Repeat each line exactly, leaving nothing out.

* begin EXTRACTED MATERIAL *

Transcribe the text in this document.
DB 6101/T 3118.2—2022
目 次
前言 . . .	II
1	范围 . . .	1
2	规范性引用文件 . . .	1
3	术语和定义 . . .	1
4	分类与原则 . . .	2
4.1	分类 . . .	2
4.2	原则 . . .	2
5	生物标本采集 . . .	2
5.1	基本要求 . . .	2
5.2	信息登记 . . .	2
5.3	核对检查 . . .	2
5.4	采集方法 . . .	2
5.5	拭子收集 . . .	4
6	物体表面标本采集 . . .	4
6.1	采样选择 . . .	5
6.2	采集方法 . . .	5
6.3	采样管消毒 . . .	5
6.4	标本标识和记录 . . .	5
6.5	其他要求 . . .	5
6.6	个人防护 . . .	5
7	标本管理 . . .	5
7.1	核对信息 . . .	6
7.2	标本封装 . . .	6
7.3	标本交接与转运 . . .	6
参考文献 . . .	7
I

* end EXTRACTED MATERIAL *

### RESPONSE TO THE TASK
Transcribe the text in this document.
DB 6101/T 3118.2—2022
目 次
前言 . . .	II
1	范围 . . .	1
2	规范性引用文件 . . .	1
3	术语和定义 . . .	1
4	分类与原则 . . .	2
4.1	分类 . . .	2
4.2	原则 . . .	2
5	生物标本采集 . . .	2
5.1	基本要求 . . .	2
5.2	信息登记 . . .	2
5.3	核对检查 . . .	2
5.4	采集方法 . . .	2
5.5	拭子收集 . . .	4
6	物体表面标本采集 . . .	4
6.1	采样选择 . . .	5
6.2	采集方法 . . .	5
6.3	采样管消毒 . . .	5
6.4	标本标识和记录 . . .	5
6.5	其他要求 . . .	5
6.6	个人防护 . . .	5
7	标本管理 . . .	5
7.1	核对信息 . . .	6
7.2	标本封装 . . .	6
7.3	标本交接与转运 . . .	6
参考文献 . . .	7
I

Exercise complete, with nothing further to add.